Requirement: Write out the entire listing below exactly, with the pictures left out.

Material shown:
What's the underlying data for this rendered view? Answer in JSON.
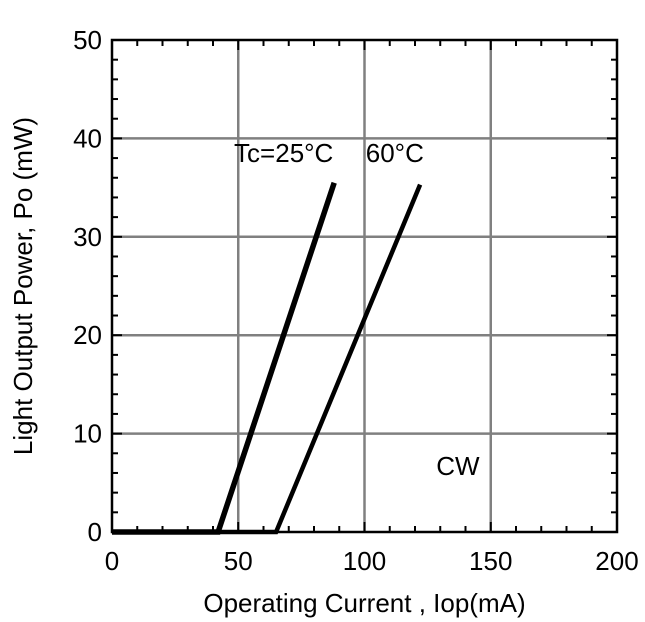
{
  "chart_data": {
    "type": "line",
    "title": "",
    "xlabel": "Operating Current , Iop(mA)",
    "ylabel": "Light Output Power, Po (mW)",
    "xlim": [
      0,
      200
    ],
    "ylim": [
      0,
      50
    ],
    "x_ticks": [
      0,
      50,
      100,
      150,
      200
    ],
    "y_ticks": [
      0,
      10,
      20,
      30,
      40,
      50
    ],
    "x_minor_step": 10,
    "y_minor_step": 2,
    "grid": true,
    "legend": "none",
    "series": [
      {
        "label": "Tc=25°C",
        "points": [
          [
            0,
            0
          ],
          [
            42,
            0
          ],
          [
            88,
            35.5
          ]
        ]
      },
      {
        "label": "60°C",
        "points": [
          [
            0,
            0
          ],
          [
            65,
            0
          ],
          [
            122,
            35.3
          ]
        ]
      }
    ],
    "annotations": [
      {
        "text": "Tc=25°C",
        "x": 68,
        "y": 37.6
      },
      {
        "text": "60°C",
        "x": 112,
        "y": 37.6
      },
      {
        "text": "CW",
        "x": 137,
        "y": 5.8
      }
    ]
  }
}
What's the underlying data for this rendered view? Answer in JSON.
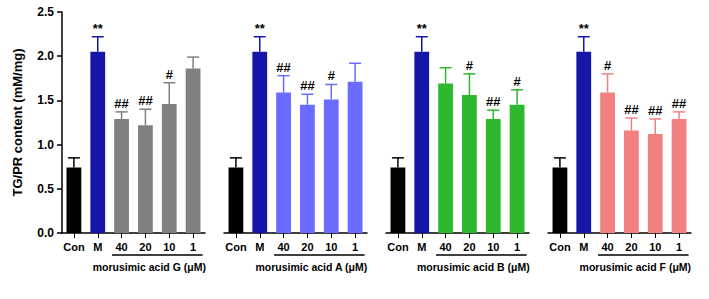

Result of this task:
What's the underlying data for this rendered view? Answer in JSON.
{
  "chart_data": {
    "type": "line",
    "title": "",
    "xlabel": "Operating Current , Iop(mA)",
    "ylabel": "Light Output Power, Po (mW)",
    "xlim": [
      0,
      200
    ],
    "ylim": [
      0,
      50
    ],
    "x_ticks": [
      0,
      50,
      100,
      150,
      200
    ],
    "y_ticks": [
      0,
      10,
      20,
      30,
      40,
      50
    ],
    "x_minor_step": 10,
    "y_minor_step": 2,
    "grid": true,
    "legend": "none",
    "series": [
      {
        "label": "Tc=25°C",
        "points": [
          [
            0,
            0
          ],
          [
            42,
            0
          ],
          [
            88,
            35.5
          ]
        ]
      },
      {
        "label": "60°C",
        "points": [
          [
            0,
            0
          ],
          [
            65,
            0
          ],
          [
            122,
            35.3
          ]
        ]
      }
    ],
    "annotations": [
      {
        "text": "Tc=25°C",
        "x": 68,
        "y": 37.6
      },
      {
        "text": "60°C",
        "x": 112,
        "y": 37.6
      },
      {
        "text": "CW",
        "x": 137,
        "y": 5.8
      }
    ]
  }
}
What's the underlying data for this rendered view? Answer in JSON.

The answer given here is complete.